## Stated exercise
Give the material again in full, matching it exactly.

:: Task data

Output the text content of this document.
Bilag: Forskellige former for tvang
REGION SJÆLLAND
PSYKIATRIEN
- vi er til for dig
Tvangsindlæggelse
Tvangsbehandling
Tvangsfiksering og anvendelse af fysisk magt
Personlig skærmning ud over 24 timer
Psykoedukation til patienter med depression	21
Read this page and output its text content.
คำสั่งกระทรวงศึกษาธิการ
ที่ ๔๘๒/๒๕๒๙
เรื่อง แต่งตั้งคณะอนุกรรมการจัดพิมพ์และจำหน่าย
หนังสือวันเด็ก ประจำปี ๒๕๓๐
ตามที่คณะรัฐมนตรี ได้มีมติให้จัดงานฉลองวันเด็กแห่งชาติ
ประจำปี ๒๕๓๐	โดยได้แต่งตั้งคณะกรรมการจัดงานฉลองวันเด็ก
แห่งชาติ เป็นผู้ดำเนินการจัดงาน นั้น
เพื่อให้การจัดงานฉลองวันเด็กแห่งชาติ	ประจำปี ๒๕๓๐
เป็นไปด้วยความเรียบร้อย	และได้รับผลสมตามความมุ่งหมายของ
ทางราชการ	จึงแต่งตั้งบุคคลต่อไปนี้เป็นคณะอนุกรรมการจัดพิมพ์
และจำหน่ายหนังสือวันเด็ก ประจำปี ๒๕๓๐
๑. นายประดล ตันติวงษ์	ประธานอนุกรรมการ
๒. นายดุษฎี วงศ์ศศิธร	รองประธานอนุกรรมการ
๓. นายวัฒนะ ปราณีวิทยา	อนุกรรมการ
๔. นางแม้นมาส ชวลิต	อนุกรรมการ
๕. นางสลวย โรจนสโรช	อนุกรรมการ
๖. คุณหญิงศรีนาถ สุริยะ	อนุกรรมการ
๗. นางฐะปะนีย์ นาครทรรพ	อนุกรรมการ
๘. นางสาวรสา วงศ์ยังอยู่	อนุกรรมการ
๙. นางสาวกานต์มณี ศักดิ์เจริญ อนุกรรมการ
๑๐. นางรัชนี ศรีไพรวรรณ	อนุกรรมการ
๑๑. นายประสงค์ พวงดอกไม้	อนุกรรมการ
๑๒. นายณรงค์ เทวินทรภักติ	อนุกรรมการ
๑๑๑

::::

## Task output
Output the text content of this document.
Bilag: Forskellige former for tvang
REGION SJÆLLAND
PSYKIATRIEN
- vi er til for dig
Tvangsindlæggelse
Tvangsbehandling
Tvangsfiksering og anvendelse af fysisk magt
Personlig skærmning ud over 24 timer
Psykoedukation til patienter med depression	21
Read this page and output its text content.
คำสั่งกระทรวงศึกษาธิการ
ที่ ๔๘๒/๒๕๒๙
เรื่อง แต่งตั้งคณะอนุกรรมการจัดพิมพ์และจำหน่าย
หนังสือวันเด็ก ประจำปี ๒๕๓๐
ตามที่คณะรัฐมนตรี ได้มีมติให้จัดงานฉลองวันเด็กแห่งชาติ
ประจำปี ๒๕๓๐	โดยได้แต่งตั้งคณะกรรมการจัดงานฉลองวันเด็ก
แห่งชาติ เป็นผู้ดำเนินการจัดงาน นั้น
เพื่อให้การจัดงานฉลองวันเด็กแห่งชาติ	ประจำปี ๒๕๓๐
เป็นไปด้วยความเรียบร้อย	และได้รับผลสมตามความมุ่งหมายของ
ทางราชการ	จึงแต่งตั้งบุคคลต่อไปนี้เป็นคณะอนุกรรมการจัดพิมพ์
และจำหน่ายหนังสือวันเด็ก ประจำปี ๒๕๓๐
๑. นายประดล ตันติวงษ์	ประธานอนุกรรมการ
๒. นายดุษฎี วงศ์ศศิธร	รองประธานอนุกรรมการ
๓. นายวัฒนะ ปราณีวิทยา	อนุกรรมการ
๔. นางแม้นมาส ชวลิต	อนุกรรมการ
๕. นางสลวย โรจนสโรช	อนุกรรมการ
๖. คุณหญิงศรีนาถ สุริยะ	อนุกรรมการ
๗. นางฐะปะนีย์ นาครทรรพ	อนุกรรมการ
๘. นางสาวรสา วงศ์ยังอยู่	อนุกรรมการ
๙. นางสาวกานต์มณี ศักดิ์เจริญ อนุกรรมการ
๑๐. นางรัชนี ศรีไพรวรรณ	อนุกรรมการ
๑๑. นายประสงค์ พวงดอกไม้	อนุกรรมการ
๑๒. นายณรงค์ เทวินทรภักติ	อนุกรรมการ
๑๑๑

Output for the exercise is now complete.